— BEGIN —

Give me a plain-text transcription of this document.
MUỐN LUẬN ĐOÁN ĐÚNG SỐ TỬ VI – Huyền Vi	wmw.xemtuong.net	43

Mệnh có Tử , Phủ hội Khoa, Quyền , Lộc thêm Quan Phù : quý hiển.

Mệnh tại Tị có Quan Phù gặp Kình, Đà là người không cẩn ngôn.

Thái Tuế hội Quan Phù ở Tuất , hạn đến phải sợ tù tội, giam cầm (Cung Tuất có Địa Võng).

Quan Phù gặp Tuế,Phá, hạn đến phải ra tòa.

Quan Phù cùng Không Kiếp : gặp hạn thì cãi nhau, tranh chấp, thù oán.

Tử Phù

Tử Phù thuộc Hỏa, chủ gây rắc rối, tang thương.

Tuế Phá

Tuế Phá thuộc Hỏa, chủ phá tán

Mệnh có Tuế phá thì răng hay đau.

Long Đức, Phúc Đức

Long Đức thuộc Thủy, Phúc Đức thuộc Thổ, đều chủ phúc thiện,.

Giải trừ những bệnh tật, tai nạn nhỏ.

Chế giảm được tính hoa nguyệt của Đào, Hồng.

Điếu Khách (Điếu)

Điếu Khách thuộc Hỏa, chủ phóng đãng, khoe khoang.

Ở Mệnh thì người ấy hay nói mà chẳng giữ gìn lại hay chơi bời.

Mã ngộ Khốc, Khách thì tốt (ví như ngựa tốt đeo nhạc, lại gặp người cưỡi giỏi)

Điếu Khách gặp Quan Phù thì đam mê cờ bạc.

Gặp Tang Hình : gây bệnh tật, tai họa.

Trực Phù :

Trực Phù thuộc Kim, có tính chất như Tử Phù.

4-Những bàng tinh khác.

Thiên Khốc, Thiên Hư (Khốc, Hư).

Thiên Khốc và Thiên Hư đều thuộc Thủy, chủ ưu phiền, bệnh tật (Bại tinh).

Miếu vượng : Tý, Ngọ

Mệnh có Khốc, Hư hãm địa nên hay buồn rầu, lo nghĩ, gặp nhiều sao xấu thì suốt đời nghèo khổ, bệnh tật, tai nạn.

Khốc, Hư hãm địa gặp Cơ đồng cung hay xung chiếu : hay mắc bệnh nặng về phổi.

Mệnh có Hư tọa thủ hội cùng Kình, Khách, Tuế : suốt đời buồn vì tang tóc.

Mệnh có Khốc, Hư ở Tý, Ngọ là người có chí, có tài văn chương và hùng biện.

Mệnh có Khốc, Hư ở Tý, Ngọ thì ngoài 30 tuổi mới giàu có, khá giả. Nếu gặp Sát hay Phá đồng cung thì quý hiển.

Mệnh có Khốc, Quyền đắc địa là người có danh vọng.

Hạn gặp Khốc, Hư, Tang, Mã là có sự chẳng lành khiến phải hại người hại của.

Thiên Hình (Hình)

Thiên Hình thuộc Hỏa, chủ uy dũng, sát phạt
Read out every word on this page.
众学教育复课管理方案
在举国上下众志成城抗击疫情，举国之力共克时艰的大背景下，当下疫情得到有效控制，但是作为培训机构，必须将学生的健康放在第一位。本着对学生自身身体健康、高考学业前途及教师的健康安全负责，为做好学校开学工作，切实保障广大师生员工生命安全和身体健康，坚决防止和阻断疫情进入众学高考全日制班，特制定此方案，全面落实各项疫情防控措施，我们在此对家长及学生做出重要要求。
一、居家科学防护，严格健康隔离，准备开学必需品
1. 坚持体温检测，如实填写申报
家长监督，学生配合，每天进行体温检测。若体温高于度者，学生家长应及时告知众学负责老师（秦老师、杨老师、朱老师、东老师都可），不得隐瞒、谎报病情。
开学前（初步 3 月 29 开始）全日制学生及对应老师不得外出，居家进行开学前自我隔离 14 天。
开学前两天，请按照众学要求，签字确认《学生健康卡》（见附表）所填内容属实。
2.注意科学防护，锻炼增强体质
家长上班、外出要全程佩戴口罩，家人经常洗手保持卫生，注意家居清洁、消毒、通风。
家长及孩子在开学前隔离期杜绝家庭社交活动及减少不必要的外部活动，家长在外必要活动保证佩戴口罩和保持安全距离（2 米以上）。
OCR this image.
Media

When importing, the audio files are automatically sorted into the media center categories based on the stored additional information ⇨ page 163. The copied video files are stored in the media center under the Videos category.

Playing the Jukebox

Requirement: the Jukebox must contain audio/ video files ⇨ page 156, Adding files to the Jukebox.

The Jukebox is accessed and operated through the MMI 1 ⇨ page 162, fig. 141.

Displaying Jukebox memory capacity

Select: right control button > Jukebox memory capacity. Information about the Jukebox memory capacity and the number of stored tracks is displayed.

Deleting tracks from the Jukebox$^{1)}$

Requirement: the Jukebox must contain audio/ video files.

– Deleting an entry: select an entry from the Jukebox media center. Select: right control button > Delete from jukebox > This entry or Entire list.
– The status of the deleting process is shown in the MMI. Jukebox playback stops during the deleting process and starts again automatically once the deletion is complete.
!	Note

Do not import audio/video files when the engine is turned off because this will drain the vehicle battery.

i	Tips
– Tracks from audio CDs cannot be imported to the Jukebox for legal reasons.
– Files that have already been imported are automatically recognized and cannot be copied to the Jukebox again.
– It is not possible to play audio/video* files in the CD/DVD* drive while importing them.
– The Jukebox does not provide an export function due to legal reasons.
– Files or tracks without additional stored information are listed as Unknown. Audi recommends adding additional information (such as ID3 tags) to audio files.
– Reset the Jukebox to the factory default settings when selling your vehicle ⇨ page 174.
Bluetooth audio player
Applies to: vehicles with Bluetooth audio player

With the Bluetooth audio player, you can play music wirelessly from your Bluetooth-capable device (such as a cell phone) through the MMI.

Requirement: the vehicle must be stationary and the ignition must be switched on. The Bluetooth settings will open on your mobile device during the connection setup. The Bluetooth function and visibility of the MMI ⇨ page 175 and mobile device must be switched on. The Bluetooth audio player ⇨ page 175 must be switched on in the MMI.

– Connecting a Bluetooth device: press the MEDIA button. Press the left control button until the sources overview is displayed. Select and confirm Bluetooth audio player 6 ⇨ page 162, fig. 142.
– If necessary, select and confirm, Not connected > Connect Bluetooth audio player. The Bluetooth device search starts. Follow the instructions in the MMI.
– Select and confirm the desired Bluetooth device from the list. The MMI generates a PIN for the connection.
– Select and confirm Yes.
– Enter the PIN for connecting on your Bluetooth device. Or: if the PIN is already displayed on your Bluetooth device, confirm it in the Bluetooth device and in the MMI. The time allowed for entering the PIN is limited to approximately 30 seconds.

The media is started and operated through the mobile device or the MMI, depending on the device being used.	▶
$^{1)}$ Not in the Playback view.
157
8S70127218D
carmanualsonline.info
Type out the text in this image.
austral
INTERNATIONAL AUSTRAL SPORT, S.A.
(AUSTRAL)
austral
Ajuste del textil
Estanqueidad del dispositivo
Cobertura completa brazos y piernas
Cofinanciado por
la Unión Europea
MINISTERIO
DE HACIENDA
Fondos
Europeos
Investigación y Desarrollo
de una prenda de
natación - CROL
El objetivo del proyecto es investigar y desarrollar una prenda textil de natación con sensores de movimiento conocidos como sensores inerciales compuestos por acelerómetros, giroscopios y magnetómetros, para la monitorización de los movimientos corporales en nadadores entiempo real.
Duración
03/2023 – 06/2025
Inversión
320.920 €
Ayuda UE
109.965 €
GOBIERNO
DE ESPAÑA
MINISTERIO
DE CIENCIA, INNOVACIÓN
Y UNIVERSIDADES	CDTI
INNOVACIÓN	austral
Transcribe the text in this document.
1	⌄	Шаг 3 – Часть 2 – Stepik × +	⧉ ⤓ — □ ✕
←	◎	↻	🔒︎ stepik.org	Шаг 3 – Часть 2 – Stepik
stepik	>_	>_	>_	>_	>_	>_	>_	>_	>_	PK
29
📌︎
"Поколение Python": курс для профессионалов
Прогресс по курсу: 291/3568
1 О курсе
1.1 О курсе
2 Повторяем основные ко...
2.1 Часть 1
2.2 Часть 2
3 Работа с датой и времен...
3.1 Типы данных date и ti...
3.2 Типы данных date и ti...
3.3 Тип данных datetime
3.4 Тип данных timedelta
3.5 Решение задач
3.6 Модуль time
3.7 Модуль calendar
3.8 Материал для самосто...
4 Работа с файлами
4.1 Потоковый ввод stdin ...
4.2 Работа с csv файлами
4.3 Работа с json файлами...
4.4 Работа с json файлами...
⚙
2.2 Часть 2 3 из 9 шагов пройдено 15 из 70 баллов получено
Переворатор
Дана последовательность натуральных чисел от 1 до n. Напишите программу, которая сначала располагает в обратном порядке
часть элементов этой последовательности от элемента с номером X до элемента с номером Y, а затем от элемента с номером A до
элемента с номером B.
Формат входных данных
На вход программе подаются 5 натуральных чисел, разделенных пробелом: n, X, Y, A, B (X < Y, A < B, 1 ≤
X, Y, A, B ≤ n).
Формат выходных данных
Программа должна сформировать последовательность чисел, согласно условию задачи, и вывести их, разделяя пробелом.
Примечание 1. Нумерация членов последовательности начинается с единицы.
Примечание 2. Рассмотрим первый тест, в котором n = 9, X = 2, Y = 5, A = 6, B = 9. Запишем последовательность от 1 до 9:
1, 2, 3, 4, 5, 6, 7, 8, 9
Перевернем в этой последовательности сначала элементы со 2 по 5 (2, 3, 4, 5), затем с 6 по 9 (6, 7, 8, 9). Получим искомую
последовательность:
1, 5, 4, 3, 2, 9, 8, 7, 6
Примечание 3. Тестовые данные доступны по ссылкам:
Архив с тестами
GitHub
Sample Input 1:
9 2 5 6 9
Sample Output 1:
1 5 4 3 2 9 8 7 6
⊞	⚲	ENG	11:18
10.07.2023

— END —

PROBLEM DESCRIPTION
State how many lines hold the word "copied". The number is the whole answer.

TASK OUTPUT
2